> **PROVIDED DATA**
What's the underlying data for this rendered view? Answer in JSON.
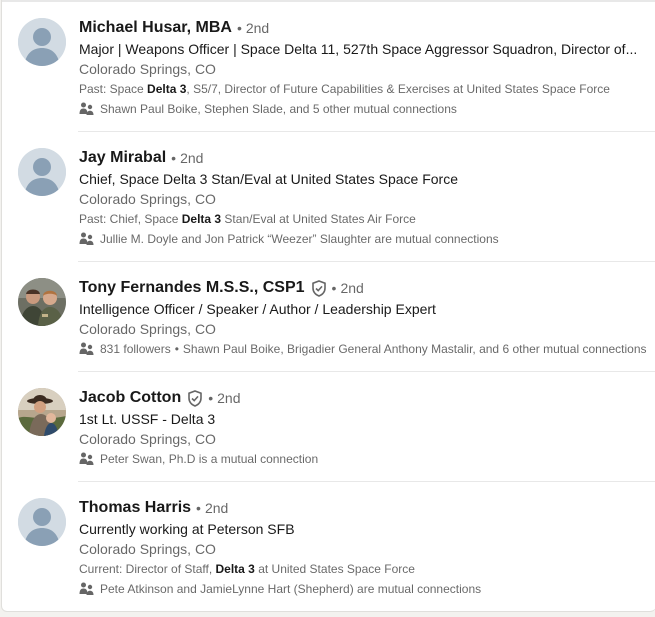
{
  "results": [
    {
      "name": "Michael Husar, MBA",
      "verified": false,
      "degree": "2nd",
      "headline": "Major | Weapons Officer | Space Delta 11, 527th Space Aggressor Squadron, Director of...",
      "location": "Colorado Springs, CO",
      "summary_prefix": "Past: Space ",
      "summary_bold": "Delta 3",
      "summary_suffix": ", S5/7, Director of Future Capabilities & Exercises at United States Space Force",
      "mutual": "Shawn Paul Boike, Stephen Slade, and 5 other mutual connections",
      "followers": "",
      "avatar": "placeholder"
    },
    {
      "name": "Jay Mirabal",
      "verified": false,
      "degree": "2nd",
      "headline": "Chief, Space Delta 3 Stan/Eval at United States Space Force",
      "location": "Colorado Springs, CO",
      "summary_prefix": "Past: Chief, Space ",
      "summary_bold": "Delta 3",
      "summary_suffix": " Stan/Eval at United States Air Force",
      "mutual": "Jullie M. Doyle and Jon Patrick “Weezer” Slaughter are mutual connections",
      "followers": "",
      "avatar": "placeholder"
    },
    {
      "name": "Tony Fernandes M.S.S., CSP1",
      "verified": true,
      "degree": "2nd",
      "headline": "Intelligence Officer / Speaker / Author / Leadership Expert",
      "location": "Colorado Springs, CO",
      "summary_prefix": "",
      "summary_bold": "",
      "summary_suffix": "",
      "mutual": "Shawn Paul Boike, Brigadier General Anthony Mastalir, and 6 other mutual connections",
      "followers": "831 followers",
      "avatar": "photo"
    },
    {
      "name": "Jacob Cotton",
      "verified": true,
      "degree": "2nd",
      "headline": "1st Lt. USSF - Delta 3",
      "location": "Colorado Springs, CO",
      "summary_prefix": "",
      "summary_bold": "",
      "summary_suffix": "",
      "mutual": "Peter Swan, Ph.D is a mutual connection",
      "followers": "",
      "avatar": "photo"
    },
    {
      "name": "Thomas Harris",
      "verified": false,
      "degree": "2nd",
      "headline": "Currently working at Peterson SFB",
      "location": "Colorado Springs, CO",
      "summary_prefix": "Current: Director of Staff, ",
      "summary_bold": "Delta 3",
      "summary_suffix": " at United States Space Force",
      "mutual": "Pete Atkinson and JamieLynne Hart (Shepherd) are mutual connections",
      "followers": "",
      "avatar": "placeholder"
    }
  ],
  "degree_separator": "•",
  "icons": {
    "verified": "shield-check-icon",
    "mutual": "people-icon",
    "avatar": "person-silhouette-icon"
  },
  "colors": {
    "primary_text": "#191919",
    "secondary_text": "#666666",
    "avatar_bg": "#d2dbe3",
    "avatar_figure": "#8aa0b5"
  }
}
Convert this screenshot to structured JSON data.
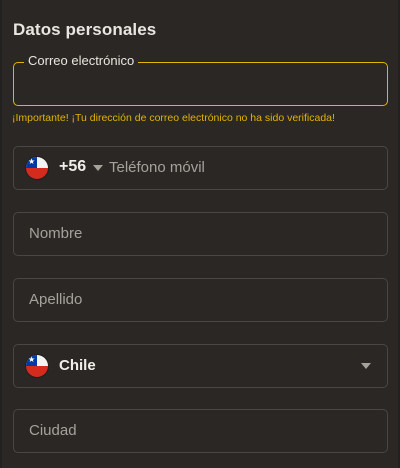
{
  "section": {
    "title": "Datos personales"
  },
  "email": {
    "label": "Correo electrónico",
    "value": "",
    "warning": "¡Importante! ¡Tu dirección de correo electrónico no ha sido verificada!"
  },
  "phone": {
    "flag_icon": "chile-flag-icon",
    "dial_code": "+56",
    "placeholder": "Teléfono móvil"
  },
  "first_name": {
    "placeholder": "Nombre"
  },
  "last_name": {
    "placeholder": "Apellido"
  },
  "country": {
    "flag_icon": "chile-flag-icon",
    "selected": "Chile"
  },
  "city": {
    "placeholder": "Ciudad"
  },
  "colors": {
    "background": "#2b2724",
    "accent": "#e3b400",
    "border": "#4b4642",
    "text": "#e9e6e1",
    "placeholder": "#a6a19b"
  }
}
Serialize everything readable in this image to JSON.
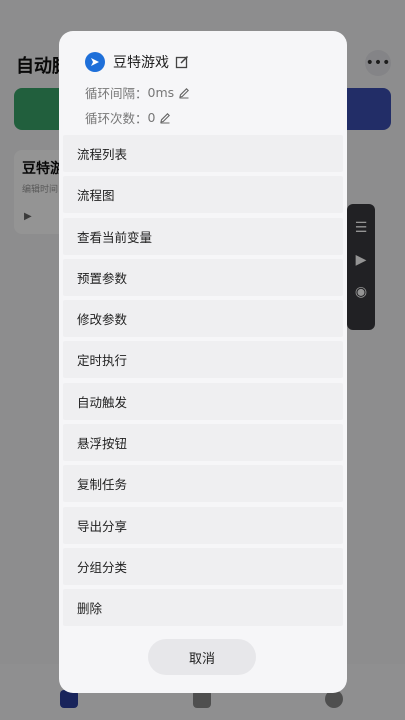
{
  "background": {
    "title": "自动脚",
    "card_title": "豆特游",
    "card_sub": "编辑时间"
  },
  "dialog": {
    "app_name": "豆特游戏",
    "interval_label": "循环间隔：",
    "interval_value": "0ms",
    "count_label": "循环次数：",
    "count_value": "0",
    "menu": [
      {
        "label": "流程列表"
      },
      {
        "label": "流程图"
      },
      {
        "label": "查看当前变量"
      },
      {
        "label": "预置参数"
      },
      {
        "label": "修改参数"
      },
      {
        "label": "定时执行"
      },
      {
        "label": "自动触发"
      },
      {
        "label": "悬浮按钮"
      },
      {
        "label": "复制任务"
      },
      {
        "label": "导出分享"
      },
      {
        "label": "分组分类"
      },
      {
        "label": "删除"
      }
    ],
    "cancel_label": "取消"
  },
  "colors": {
    "accent": "#1e6fd9",
    "dialog_bg": "#f6f6f8",
    "item_bg": "#efeff1"
  }
}
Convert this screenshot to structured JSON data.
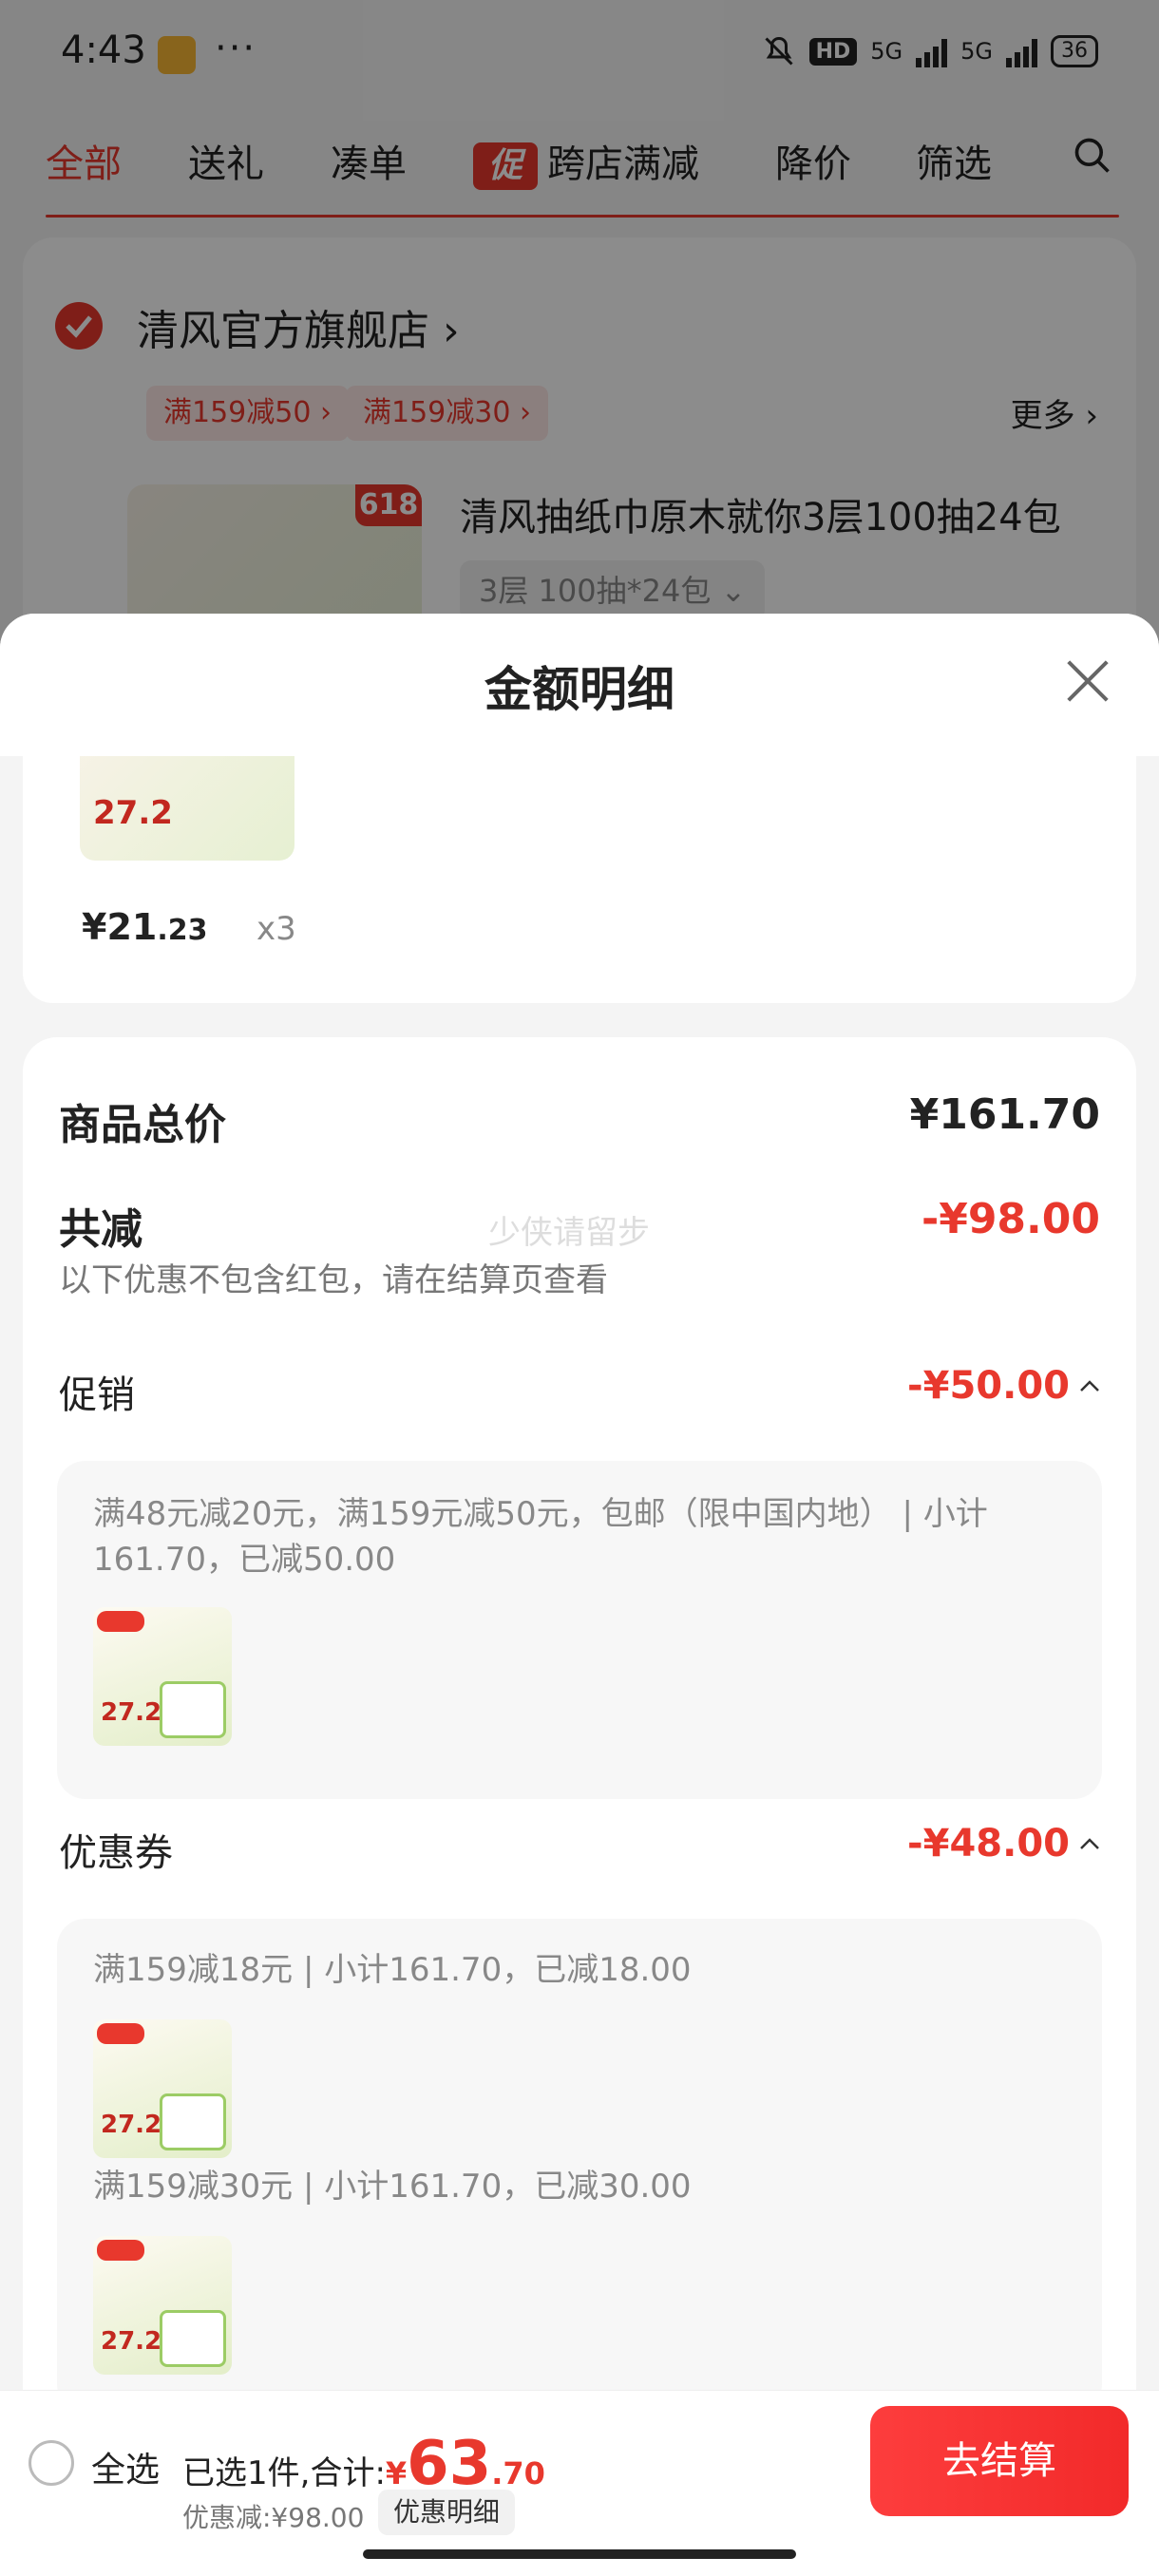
{
  "status_bar": {
    "time": "4:43",
    "dots": "···",
    "hd": "HD",
    "net1": "5G",
    "net2": "5G",
    "battery": "36"
  },
  "tabs": {
    "all": "全部",
    "gift": "送礼",
    "combine": "凑单",
    "promo_badge": "促",
    "cross_store": "跨店满减",
    "price_drop": "降价",
    "filter": "筛选"
  },
  "store": {
    "name": "清风官方旗舰店",
    "coupon1": "满159减50",
    "coupon2": "满159减30",
    "more": "更多",
    "product_title": "清风抽纸巾原木就你3层100抽24包",
    "spec": "3层 100抽*24包",
    "tag": "618"
  },
  "sheet": {
    "title": "金额明细",
    "item_price_main": "¥21",
    "item_price_cents": ".23",
    "item_qty": "x3",
    "total_label": "商品总价",
    "total_value": "¥161.70",
    "reduce_label": "共减",
    "reduce_value": "-¥98.00",
    "note": "以下优惠不包含红包，请在结算页查看",
    "watermark": "少侠请留步",
    "promo_label": "促销",
    "promo_value": "-¥50.00",
    "promo_detail": "满48元减20元，满159元减50元，包邮（限中国内地） | 小计161.70，已减50.00",
    "coupon_label": "优惠券",
    "coupon_value": "-¥48.00",
    "coupon_detail1": "满159减18元 | 小计161.70，已减18.00",
    "coupon_detail2": "满159减30元 | 小计161.70，已减30.00",
    "thumb_price": "27.2"
  },
  "bottom": {
    "select_all": "全选",
    "selected_text": "已选1件,合计:",
    "yen": "¥",
    "amount_int": "63",
    "amount_cents": ".70",
    "saved": "优惠减:¥98.00",
    "detail_chip": "优惠明细",
    "checkout": "去结算"
  },
  "colors": {
    "accent": "#e8382d",
    "checkout_bg": "#f22a2a"
  }
}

> **PROBLEM DETAILS**
Report all lines of the data above that include the string "other".

> **CORRECT ANSWER**
      "mutual": "Shawn Paul Boike, Stephen Slade, and 5 other mutual connections",
      "mutual": "Shawn Paul Boike, Brigadier General Anthony Mastalir, and 6 other mutual connections",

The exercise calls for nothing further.